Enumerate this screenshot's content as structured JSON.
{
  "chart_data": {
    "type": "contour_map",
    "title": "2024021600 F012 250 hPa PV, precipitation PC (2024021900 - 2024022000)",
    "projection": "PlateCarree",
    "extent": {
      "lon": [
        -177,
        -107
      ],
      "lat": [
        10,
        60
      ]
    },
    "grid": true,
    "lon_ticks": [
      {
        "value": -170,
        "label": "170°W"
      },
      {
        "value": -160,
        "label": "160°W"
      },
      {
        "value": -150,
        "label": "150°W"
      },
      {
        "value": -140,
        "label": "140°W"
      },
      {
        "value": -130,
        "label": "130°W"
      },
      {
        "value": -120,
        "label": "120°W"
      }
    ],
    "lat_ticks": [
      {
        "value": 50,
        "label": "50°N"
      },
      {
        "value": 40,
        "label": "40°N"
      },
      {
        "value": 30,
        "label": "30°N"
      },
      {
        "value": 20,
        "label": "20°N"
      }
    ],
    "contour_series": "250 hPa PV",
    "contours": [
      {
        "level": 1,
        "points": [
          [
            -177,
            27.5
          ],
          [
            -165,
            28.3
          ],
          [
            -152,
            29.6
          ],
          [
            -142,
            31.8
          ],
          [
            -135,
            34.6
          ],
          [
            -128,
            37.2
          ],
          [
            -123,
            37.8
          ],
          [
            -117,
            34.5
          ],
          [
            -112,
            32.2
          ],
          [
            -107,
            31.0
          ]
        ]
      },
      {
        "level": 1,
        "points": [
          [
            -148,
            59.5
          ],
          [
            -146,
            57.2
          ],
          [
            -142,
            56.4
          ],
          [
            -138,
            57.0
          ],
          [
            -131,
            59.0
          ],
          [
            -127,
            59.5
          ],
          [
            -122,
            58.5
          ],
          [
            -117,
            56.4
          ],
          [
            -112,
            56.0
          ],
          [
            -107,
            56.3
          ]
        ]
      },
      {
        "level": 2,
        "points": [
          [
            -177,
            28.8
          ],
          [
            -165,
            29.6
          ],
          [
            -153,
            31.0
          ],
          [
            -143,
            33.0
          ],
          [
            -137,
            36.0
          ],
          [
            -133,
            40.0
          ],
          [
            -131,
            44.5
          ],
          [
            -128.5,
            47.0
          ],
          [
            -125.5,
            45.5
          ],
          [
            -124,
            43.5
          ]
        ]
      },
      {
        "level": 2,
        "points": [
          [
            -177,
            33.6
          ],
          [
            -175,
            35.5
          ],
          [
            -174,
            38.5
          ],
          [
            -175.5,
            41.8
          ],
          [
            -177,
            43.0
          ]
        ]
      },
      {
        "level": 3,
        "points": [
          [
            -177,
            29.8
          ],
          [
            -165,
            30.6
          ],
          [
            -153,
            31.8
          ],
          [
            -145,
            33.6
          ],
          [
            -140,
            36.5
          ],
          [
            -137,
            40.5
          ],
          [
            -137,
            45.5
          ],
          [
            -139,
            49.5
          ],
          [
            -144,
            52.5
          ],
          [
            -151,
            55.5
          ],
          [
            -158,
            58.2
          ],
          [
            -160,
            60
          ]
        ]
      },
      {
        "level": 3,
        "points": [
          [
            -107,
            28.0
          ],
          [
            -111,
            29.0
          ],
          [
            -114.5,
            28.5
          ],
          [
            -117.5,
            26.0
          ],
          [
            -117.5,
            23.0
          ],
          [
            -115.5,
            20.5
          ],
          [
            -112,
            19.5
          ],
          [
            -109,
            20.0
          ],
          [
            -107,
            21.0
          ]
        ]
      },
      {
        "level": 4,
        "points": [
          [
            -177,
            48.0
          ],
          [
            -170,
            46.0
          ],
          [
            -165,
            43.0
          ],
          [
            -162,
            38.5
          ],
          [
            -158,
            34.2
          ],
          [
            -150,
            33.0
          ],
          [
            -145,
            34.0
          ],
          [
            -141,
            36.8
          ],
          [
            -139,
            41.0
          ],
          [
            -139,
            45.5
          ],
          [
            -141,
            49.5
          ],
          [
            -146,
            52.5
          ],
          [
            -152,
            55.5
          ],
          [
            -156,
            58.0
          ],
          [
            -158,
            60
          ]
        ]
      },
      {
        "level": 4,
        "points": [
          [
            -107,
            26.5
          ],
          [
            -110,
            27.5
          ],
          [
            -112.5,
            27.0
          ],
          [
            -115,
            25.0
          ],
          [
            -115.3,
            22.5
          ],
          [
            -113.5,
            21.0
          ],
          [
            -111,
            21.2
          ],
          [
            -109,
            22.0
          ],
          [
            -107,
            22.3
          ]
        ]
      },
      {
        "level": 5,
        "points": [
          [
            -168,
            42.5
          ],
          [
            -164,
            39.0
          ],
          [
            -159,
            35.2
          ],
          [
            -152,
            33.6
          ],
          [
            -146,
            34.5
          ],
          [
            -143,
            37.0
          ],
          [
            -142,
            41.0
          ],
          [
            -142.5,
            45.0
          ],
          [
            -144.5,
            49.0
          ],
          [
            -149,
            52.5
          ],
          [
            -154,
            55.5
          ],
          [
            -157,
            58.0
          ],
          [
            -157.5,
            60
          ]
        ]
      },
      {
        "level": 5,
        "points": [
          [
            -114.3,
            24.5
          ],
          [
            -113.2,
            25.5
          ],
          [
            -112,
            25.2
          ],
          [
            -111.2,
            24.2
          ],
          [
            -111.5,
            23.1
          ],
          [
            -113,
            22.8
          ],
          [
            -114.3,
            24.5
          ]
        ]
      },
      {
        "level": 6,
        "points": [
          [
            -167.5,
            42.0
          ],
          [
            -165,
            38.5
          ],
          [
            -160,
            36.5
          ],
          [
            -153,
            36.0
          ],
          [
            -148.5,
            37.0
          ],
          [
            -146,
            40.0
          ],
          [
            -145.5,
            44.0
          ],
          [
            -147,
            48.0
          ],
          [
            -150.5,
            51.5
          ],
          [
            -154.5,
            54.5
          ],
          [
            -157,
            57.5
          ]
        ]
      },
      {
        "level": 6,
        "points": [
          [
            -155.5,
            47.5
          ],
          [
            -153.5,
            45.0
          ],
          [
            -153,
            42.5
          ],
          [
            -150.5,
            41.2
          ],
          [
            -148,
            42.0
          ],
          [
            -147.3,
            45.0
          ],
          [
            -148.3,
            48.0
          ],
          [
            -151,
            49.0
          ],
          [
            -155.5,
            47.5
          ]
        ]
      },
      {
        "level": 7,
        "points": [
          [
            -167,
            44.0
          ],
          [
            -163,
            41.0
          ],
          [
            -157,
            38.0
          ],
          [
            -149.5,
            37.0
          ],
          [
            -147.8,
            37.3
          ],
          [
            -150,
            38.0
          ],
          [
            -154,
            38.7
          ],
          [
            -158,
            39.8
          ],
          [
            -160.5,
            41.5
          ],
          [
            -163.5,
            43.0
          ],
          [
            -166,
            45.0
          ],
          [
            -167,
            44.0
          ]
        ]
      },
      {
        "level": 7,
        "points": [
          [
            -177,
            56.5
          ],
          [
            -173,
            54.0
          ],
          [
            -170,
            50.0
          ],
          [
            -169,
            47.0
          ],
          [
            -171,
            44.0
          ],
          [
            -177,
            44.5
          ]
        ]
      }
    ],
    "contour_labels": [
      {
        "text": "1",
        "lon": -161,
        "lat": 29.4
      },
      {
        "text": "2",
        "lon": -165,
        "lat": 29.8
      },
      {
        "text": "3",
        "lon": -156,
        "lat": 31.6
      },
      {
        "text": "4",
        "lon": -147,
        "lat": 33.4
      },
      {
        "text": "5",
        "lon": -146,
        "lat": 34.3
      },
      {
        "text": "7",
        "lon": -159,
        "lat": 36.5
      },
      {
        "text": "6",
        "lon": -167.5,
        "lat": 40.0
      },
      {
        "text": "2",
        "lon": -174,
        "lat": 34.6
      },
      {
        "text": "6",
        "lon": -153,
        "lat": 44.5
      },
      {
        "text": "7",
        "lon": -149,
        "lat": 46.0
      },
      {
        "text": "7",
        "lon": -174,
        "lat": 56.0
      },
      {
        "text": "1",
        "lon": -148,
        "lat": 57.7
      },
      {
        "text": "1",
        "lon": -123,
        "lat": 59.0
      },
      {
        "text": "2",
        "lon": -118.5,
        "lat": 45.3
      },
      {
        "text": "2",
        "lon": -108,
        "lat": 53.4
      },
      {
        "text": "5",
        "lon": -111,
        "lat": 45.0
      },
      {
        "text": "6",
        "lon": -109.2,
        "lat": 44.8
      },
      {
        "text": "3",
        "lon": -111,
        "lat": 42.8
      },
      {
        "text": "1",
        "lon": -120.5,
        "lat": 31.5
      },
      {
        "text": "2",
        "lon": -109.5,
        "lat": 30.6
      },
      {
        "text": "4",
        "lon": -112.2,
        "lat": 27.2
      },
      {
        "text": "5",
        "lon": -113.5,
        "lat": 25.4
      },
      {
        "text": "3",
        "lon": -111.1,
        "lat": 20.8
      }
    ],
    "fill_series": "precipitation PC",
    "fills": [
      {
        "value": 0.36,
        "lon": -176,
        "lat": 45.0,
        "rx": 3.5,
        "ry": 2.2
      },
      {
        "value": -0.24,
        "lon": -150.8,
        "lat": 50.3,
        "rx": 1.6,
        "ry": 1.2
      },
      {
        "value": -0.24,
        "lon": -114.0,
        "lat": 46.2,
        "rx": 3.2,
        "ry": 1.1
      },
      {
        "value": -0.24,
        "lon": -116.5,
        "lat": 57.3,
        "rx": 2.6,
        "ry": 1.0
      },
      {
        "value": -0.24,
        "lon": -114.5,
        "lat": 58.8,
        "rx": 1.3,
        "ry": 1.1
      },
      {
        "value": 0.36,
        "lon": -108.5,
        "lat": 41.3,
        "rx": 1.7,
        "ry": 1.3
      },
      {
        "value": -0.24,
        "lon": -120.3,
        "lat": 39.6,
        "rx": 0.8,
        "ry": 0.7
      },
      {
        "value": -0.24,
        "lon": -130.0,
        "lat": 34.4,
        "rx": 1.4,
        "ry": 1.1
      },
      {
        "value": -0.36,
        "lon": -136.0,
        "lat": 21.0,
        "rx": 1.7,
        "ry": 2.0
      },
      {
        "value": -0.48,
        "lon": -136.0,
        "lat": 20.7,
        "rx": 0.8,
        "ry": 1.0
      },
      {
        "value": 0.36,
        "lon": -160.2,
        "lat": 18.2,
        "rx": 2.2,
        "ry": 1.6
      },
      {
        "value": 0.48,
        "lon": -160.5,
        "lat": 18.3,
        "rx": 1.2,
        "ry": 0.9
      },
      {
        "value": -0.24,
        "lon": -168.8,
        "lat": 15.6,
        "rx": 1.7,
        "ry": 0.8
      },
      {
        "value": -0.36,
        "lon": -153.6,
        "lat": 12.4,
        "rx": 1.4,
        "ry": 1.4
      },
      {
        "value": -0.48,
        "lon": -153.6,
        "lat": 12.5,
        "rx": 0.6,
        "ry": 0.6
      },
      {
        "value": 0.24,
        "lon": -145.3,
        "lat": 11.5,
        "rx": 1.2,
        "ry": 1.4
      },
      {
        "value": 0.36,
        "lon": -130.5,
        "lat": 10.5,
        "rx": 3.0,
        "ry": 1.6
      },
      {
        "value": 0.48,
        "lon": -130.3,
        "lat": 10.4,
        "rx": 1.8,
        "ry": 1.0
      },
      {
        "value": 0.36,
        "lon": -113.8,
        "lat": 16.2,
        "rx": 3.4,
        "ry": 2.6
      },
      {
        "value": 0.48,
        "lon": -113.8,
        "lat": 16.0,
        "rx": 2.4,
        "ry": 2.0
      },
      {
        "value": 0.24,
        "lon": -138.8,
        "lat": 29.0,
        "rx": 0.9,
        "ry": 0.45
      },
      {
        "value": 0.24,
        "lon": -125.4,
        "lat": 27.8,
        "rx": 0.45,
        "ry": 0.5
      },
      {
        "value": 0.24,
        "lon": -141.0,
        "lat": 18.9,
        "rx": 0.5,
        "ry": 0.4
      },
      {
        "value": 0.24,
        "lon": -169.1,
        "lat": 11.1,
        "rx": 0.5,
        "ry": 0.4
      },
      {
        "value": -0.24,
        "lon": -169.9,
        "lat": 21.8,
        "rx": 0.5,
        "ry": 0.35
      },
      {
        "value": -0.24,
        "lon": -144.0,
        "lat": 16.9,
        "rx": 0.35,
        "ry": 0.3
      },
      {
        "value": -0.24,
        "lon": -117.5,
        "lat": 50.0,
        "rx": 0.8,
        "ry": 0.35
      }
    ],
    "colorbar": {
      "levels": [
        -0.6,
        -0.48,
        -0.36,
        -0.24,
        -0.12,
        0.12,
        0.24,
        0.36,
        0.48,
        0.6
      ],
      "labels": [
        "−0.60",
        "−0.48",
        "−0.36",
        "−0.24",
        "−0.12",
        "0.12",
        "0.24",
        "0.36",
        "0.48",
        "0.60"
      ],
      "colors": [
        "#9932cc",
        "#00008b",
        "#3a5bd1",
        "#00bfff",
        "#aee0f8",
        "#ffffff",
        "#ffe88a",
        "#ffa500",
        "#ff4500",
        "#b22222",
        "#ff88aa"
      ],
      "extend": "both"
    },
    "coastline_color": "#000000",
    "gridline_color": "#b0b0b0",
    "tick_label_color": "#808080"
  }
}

━━━━━━━━

Look through the lines above and collect those with the word "precipitation".

    "title": "2024021600 F012 250 hPa PV, precipitation PC (2024021900 - 2024022000)",
    "fill_series": "precipitation PC",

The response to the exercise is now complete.